**Task requirements:**
Print all of the lines exactly. Any picture among them stays out.
################
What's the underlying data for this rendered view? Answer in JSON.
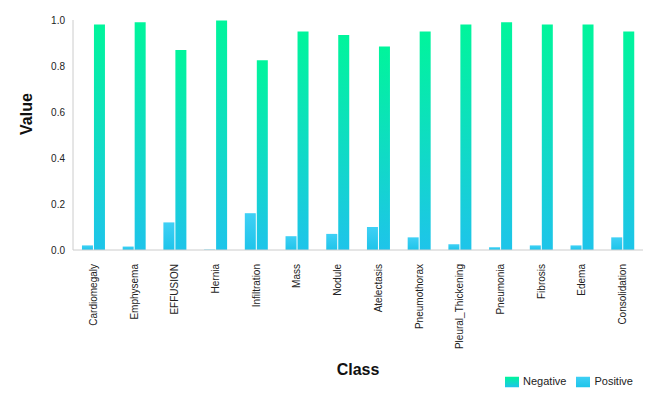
{
  "chart_data": {
    "type": "bar",
    "x_label": "Class",
    "y_label": "Value",
    "categories": [
      "Cardiomegaly",
      "Emphysema",
      "EFFUSION",
      "Hernia",
      "Infiltration",
      "Mass",
      "Nodule",
      "Atelectasis",
      "Pneumothorax",
      "Pleural_Thickening",
      "Pneumonia",
      "Fibrosis",
      "Edema",
      "Consolidation"
    ],
    "series": [
      {
        "name": "Positive",
        "color": "#3fd0f5",
        "values": [
          0.02,
          0.015,
          0.12,
          0.002,
          0.16,
          0.06,
          0.07,
          0.1,
          0.055,
          0.025,
          0.012,
          0.02,
          0.02,
          0.055
        ]
      },
      {
        "name": "Negative",
        "color": "#00f59b",
        "values": [
          0.98,
          0.99,
          0.87,
          0.998,
          0.825,
          0.95,
          0.935,
          0.885,
          0.95,
          0.98,
          0.99,
          0.98,
          0.98,
          0.95
        ]
      }
    ],
    "ylim": [
      0,
      1
    ],
    "yticks": [
      {
        "value": 0,
        "label": "0.0"
      },
      0.2,
      0.4,
      0.6,
      0.8,
      {
        "value": 1,
        "label": "1.0"
      }
    ],
    "legend": "bottom-right",
    "grid": false
  }
}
################
**Task result:**
What's the underlying data for this rendered view? Answer in JSON.
{
  "chart_data": {
    "type": "bar",
    "x_label": "Class",
    "y_label": "Value",
    "categories": [
      "Cardiomegaly",
      "Emphysema",
      "EFFUSION",
      "Hernia",
      "Infiltration",
      "Mass",
      "Nodule",
      "Atelectasis",
      "Pneumothorax",
      "Pleural_Thickening",
      "Pneumonia",
      "Fibrosis",
      "Edema",
      "Consolidation"
    ],
    "series": [
      {
        "name": "Positive",
        "color": "#3fd0f5",
        "values": [
          0.02,
          0.015,
          0.12,
          0.002,
          0.16,
          0.06,
          0.07,
          0.1,
          0.055,
          0.025,
          0.012,
          0.02,
          0.02,
          0.055
        ]
      },
      {
        "name": "Negative",
        "color": "#00f59b",
        "values": [
          0.98,
          0.99,
          0.87,
          0.998,
          0.825,
          0.95,
          0.935,
          0.885,
          0.95,
          0.98,
          0.99,
          0.98,
          0.98,
          0.95
        ]
      }
    ],
    "ylim": [
      0,
      1
    ],
    "yticks": [
      {
        "value": 0,
        "label": "0.0"
      },
      0.2,
      0.4,
      0.6,
      0.8,
      {
        "value": 1,
        "label": "1.0"
      }
    ],
    "legend": "bottom-right",
    "grid": false
  }
}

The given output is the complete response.